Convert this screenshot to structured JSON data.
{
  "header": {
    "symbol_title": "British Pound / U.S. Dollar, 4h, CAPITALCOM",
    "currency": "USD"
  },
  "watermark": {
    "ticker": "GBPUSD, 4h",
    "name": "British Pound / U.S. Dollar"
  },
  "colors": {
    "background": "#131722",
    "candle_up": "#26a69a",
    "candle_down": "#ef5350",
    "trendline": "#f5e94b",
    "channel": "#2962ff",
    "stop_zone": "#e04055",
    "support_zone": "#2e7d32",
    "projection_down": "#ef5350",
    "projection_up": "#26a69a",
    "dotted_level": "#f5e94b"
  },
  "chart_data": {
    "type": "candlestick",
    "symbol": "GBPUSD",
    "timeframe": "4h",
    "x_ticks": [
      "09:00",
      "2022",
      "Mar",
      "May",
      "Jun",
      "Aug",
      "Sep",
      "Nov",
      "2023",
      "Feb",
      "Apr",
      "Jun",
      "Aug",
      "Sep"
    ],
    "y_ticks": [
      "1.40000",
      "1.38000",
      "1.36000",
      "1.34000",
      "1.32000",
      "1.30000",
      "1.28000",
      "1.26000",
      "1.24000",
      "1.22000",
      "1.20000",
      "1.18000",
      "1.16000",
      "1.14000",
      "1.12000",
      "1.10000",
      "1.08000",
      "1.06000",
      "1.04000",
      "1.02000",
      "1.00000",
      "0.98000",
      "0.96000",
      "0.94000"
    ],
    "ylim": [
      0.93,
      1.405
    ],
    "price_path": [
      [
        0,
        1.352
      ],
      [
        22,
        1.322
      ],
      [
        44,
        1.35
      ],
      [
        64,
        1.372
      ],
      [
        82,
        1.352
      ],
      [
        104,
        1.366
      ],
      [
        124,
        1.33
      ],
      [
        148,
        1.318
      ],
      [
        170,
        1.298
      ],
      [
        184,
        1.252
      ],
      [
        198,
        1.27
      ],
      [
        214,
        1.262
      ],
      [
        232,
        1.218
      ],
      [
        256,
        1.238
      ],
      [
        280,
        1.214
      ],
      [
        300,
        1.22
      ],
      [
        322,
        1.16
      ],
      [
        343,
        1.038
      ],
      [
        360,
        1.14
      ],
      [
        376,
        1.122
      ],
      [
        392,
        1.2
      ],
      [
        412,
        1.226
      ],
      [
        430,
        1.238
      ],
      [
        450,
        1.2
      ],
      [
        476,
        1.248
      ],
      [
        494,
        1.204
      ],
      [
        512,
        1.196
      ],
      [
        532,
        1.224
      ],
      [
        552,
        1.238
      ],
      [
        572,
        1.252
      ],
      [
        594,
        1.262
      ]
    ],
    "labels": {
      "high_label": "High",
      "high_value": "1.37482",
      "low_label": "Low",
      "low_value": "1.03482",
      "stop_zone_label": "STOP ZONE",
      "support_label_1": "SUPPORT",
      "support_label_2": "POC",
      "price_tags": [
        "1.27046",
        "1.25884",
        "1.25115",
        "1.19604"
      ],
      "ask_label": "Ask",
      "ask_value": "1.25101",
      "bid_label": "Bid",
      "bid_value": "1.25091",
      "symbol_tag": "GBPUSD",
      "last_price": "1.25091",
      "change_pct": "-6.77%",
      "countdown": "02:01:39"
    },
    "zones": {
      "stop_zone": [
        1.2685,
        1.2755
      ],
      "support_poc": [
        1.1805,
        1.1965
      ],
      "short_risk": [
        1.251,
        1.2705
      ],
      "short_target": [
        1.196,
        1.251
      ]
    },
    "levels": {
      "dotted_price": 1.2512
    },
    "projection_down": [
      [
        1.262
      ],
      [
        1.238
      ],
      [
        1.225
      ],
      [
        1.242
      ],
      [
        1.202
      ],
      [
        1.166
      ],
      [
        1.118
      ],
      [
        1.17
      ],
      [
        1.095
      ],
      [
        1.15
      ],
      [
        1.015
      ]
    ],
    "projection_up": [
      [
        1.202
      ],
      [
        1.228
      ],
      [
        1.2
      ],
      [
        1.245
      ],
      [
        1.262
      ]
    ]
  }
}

—————

# [INSTRUCTIONS TO FOLLOW]
Copy each record from above exactly, and include every line.

# [SOLUTION FOR THIS EXERCISE]
Convert this screenshot to structured JSON data.
{
  "header": {
    "symbol_title": "British Pound / U.S. Dollar, 4h, CAPITALCOM",
    "currency": "USD"
  },
  "watermark": {
    "ticker": "GBPUSD, 4h",
    "name": "British Pound / U.S. Dollar"
  },
  "colors": {
    "background": "#131722",
    "candle_up": "#26a69a",
    "candle_down": "#ef5350",
    "trendline": "#f5e94b",
    "channel": "#2962ff",
    "stop_zone": "#e04055",
    "support_zone": "#2e7d32",
    "projection_down": "#ef5350",
    "projection_up": "#26a69a",
    "dotted_level": "#f5e94b"
  },
  "chart_data": {
    "type": "candlestick",
    "symbol": "GBPUSD",
    "timeframe": "4h",
    "x_ticks": [
      "09:00",
      "2022",
      "Mar",
      "May",
      "Jun",
      "Aug",
      "Sep",
      "Nov",
      "2023",
      "Feb",
      "Apr",
      "Jun",
      "Aug",
      "Sep"
    ],
    "y_ticks": [
      "1.40000",
      "1.38000",
      "1.36000",
      "1.34000",
      "1.32000",
      "1.30000",
      "1.28000",
      "1.26000",
      "1.24000",
      "1.22000",
      "1.20000",
      "1.18000",
      "1.16000",
      "1.14000",
      "1.12000",
      "1.10000",
      "1.08000",
      "1.06000",
      "1.04000",
      "1.02000",
      "1.00000",
      "0.98000",
      "0.96000",
      "0.94000"
    ],
    "ylim": [
      0.93,
      1.405
    ],
    "price_path": [
      [
        0,
        1.352
      ],
      [
        22,
        1.322
      ],
      [
        44,
        1.35
      ],
      [
        64,
        1.372
      ],
      [
        82,
        1.352
      ],
      [
        104,
        1.366
      ],
      [
        124,
        1.33
      ],
      [
        148,
        1.318
      ],
      [
        170,
        1.298
      ],
      [
        184,
        1.252
      ],
      [
        198,
        1.27
      ],
      [
        214,
        1.262
      ],
      [
        232,
        1.218
      ],
      [
        256,
        1.238
      ],
      [
        280,
        1.214
      ],
      [
        300,
        1.22
      ],
      [
        322,
        1.16
      ],
      [
        343,
        1.038
      ],
      [
        360,
        1.14
      ],
      [
        376,
        1.122
      ],
      [
        392,
        1.2
      ],
      [
        412,
        1.226
      ],
      [
        430,
        1.238
      ],
      [
        450,
        1.2
      ],
      [
        476,
        1.248
      ],
      [
        494,
        1.204
      ],
      [
        512,
        1.196
      ],
      [
        532,
        1.224
      ],
      [
        552,
        1.238
      ],
      [
        572,
        1.252
      ],
      [
        594,
        1.262
      ]
    ],
    "labels": {
      "high_label": "High",
      "high_value": "1.37482",
      "low_label": "Low",
      "low_value": "1.03482",
      "stop_zone_label": "STOP ZONE",
      "support_label_1": "SUPPORT",
      "support_label_2": "POC",
      "price_tags": [
        "1.27046",
        "1.25884",
        "1.25115",
        "1.19604"
      ],
      "ask_label": "Ask",
      "ask_value": "1.25101",
      "bid_label": "Bid",
      "bid_value": "1.25091",
      "symbol_tag": "GBPUSD",
      "last_price": "1.25091",
      "change_pct": "-6.77%",
      "countdown": "02:01:39"
    },
    "zones": {
      "stop_zone": [
        1.2685,
        1.2755
      ],
      "support_poc": [
        1.1805,
        1.1965
      ],
      "short_risk": [
        1.251,
        1.2705
      ],
      "short_target": [
        1.196,
        1.251
      ]
    },
    "levels": {
      "dotted_price": 1.2512
    },
    "projection_down": [
      [
        1.262
      ],
      [
        1.238
      ],
      [
        1.225
      ],
      [
        1.242
      ],
      [
        1.202
      ],
      [
        1.166
      ],
      [
        1.118
      ],
      [
        1.17
      ],
      [
        1.095
      ],
      [
        1.15
      ],
      [
        1.015
      ]
    ],
    "projection_up": [
      [
        1.202
      ],
      [
        1.228
      ],
      [
        1.2
      ],
      [
        1.245
      ],
      [
        1.262
      ]
    ]
  }
}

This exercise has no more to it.